• WHAT IS BEING ASKED
Where a line holds "Damnum", copy it.

• THE DATA

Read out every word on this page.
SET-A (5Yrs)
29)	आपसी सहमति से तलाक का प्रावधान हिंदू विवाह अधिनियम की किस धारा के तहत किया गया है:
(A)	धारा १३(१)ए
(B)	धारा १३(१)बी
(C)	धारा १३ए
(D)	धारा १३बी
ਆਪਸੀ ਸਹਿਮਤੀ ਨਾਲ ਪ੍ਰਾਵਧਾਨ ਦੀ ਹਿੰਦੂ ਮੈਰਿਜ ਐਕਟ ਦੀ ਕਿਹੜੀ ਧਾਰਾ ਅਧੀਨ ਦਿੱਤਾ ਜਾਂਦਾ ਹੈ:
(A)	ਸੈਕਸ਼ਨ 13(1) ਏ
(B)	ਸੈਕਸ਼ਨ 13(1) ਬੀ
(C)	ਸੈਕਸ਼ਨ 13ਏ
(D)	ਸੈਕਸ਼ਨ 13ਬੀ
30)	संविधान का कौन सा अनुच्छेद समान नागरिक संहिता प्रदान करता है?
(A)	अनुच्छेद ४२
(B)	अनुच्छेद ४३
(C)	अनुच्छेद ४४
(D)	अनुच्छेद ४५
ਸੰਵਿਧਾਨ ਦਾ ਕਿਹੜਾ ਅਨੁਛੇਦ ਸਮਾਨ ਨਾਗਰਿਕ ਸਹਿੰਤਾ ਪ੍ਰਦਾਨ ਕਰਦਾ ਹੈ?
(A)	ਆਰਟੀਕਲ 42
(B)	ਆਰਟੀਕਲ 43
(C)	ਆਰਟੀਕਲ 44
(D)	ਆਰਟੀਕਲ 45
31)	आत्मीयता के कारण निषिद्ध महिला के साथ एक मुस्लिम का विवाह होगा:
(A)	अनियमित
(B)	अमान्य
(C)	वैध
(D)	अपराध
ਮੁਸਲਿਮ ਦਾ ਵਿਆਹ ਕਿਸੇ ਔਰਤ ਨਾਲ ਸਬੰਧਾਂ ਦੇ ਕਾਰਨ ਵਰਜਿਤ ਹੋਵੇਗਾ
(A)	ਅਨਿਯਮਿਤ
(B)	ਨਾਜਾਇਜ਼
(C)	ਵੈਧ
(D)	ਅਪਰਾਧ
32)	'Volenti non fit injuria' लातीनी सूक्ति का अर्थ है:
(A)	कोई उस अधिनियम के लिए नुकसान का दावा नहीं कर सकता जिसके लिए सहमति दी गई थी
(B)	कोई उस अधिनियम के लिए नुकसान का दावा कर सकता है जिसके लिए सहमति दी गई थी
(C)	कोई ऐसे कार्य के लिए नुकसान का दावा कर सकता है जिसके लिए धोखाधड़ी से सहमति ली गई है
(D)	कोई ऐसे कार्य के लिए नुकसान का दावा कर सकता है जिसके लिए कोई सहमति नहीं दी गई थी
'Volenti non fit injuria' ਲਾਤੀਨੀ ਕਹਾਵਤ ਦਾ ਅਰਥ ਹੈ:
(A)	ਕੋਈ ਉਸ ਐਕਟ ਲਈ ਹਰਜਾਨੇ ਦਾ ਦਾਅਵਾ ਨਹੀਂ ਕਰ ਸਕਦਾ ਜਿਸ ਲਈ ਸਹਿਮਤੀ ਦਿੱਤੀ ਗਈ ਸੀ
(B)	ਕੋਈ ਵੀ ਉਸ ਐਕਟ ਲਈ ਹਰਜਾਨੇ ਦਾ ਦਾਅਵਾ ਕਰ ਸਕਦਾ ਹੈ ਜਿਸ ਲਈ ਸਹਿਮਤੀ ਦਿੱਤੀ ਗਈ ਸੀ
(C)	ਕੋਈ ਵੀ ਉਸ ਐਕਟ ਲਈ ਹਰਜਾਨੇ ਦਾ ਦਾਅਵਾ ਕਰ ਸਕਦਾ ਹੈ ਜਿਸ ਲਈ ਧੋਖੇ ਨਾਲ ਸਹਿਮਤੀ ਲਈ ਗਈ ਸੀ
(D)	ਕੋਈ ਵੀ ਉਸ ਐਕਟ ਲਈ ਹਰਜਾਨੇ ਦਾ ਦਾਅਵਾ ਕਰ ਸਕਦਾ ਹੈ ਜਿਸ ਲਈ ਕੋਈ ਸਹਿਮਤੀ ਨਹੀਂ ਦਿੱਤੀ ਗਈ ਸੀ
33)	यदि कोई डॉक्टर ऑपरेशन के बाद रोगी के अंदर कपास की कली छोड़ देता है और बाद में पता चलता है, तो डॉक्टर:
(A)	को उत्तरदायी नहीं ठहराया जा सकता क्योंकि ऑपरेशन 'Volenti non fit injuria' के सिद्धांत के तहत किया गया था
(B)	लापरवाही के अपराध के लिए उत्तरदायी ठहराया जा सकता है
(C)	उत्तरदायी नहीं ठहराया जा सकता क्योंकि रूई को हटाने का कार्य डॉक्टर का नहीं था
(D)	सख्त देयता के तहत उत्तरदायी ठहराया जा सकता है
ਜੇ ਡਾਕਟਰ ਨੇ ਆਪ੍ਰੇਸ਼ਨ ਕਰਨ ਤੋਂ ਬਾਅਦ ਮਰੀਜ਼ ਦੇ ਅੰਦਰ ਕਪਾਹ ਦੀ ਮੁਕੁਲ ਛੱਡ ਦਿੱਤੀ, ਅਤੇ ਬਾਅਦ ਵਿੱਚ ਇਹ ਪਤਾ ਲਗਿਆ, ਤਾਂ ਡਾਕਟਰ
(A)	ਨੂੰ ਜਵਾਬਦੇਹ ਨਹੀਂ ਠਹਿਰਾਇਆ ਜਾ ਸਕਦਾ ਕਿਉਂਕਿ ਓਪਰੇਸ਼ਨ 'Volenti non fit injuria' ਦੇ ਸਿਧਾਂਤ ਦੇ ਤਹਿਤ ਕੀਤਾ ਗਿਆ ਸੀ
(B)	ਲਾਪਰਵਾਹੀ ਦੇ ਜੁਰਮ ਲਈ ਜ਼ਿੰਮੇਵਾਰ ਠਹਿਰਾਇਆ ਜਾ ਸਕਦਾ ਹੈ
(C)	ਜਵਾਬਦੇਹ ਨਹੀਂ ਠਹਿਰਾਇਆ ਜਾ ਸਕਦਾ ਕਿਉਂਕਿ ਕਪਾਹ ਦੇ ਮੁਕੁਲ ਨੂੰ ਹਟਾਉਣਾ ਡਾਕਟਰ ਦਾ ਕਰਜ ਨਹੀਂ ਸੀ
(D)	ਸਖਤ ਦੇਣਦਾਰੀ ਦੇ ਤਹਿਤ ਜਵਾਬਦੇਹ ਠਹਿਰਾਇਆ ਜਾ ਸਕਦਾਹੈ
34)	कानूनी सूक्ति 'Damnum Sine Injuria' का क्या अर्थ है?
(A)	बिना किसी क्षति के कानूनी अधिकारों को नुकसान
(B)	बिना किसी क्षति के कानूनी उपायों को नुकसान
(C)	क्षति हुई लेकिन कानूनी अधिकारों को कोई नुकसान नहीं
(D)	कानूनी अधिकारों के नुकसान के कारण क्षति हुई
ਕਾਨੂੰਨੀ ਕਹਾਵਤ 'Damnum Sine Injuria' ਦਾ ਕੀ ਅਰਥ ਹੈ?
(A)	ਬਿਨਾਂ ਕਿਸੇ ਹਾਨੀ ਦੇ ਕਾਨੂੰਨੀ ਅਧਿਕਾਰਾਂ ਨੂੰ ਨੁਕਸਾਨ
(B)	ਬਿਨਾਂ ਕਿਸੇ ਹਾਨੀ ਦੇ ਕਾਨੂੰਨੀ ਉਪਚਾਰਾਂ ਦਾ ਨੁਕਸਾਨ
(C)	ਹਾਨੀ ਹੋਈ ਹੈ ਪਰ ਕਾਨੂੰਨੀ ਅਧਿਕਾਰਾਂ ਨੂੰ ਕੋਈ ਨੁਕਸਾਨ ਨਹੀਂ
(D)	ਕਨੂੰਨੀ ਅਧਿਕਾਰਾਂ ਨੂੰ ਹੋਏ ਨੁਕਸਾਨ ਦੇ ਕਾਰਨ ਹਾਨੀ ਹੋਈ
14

• SOLUTION TO THIS PROBLEM
34)	कानूनी सूक्ति 'Damnum Sine Injuria' का क्या अर्थ है?
ਕਾਨੂੰਨੀ ਕਹਾਵਤ 'Damnum Sine Injuria' ਦਾ ਕੀ ਅਰਥ ਹੈ?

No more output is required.